Records from a dataset
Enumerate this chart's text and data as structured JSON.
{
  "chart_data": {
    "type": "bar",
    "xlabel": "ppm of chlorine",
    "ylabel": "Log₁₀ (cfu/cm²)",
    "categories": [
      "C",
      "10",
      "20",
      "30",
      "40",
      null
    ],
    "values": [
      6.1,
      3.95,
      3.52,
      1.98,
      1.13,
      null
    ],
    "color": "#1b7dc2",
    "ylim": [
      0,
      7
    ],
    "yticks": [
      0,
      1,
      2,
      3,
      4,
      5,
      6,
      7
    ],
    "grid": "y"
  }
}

= Your task =
Give all the records again. Match them exactly.

= Correct answer =
Enumerate this chart's text and data as structured JSON.
{
  "chart_data": {
    "type": "bar",
    "xlabel": "ppm of chlorine",
    "ylabel": "Log₁₀ (cfu/cm²)",
    "categories": [
      "C",
      "10",
      "20",
      "30",
      "40",
      null
    ],
    "values": [
      6.1,
      3.95,
      3.52,
      1.98,
      1.13,
      null
    ],
    "color": "#1b7dc2",
    "ylim": [
      0,
      7
    ],
    "yticks": [
      0,
      1,
      2,
      3,
      4,
      5,
      6,
      7
    ],
    "grid": "y"
  }
}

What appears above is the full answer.